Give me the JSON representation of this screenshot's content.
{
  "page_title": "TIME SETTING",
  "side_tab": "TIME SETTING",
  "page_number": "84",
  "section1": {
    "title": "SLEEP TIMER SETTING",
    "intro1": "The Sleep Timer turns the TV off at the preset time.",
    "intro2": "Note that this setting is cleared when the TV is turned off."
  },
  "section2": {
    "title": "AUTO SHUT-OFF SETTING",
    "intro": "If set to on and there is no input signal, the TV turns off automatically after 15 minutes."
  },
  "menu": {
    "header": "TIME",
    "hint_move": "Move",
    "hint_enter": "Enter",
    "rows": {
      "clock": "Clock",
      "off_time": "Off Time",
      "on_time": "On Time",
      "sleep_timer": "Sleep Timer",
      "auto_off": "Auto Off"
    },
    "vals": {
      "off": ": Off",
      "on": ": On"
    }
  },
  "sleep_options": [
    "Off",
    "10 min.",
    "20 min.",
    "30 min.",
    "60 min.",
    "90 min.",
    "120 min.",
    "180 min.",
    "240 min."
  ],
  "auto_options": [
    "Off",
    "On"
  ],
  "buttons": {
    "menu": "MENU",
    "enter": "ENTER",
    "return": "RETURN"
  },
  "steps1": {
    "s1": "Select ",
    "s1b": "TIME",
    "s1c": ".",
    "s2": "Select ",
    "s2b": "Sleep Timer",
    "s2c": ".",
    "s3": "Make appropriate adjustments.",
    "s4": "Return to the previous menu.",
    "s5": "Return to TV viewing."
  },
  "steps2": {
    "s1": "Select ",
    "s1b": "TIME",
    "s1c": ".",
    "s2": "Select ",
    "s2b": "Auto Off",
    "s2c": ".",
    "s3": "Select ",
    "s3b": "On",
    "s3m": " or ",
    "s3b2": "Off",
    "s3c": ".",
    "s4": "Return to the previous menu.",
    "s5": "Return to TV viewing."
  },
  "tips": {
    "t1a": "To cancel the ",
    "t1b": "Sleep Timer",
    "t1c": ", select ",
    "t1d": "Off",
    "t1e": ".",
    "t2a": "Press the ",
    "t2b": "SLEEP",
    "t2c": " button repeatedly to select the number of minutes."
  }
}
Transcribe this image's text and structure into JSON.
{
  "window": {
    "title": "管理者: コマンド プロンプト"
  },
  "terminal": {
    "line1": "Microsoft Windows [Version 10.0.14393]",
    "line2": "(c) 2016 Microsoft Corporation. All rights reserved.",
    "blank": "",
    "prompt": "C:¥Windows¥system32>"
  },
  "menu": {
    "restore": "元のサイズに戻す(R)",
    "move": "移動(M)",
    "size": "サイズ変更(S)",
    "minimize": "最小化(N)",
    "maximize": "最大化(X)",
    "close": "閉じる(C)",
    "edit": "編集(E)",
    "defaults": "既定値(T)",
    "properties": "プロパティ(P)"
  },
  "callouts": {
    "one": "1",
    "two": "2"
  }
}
··········
YOUR INSTRUCTIONS:
Which lines above contain "Windows"? Show each of them.

SOLUTION TO THE EXERCISE:
    "line1": "Microsoft Windows [Version 10.0.14393]",
    "prompt": "C:¥Windows¥system32>"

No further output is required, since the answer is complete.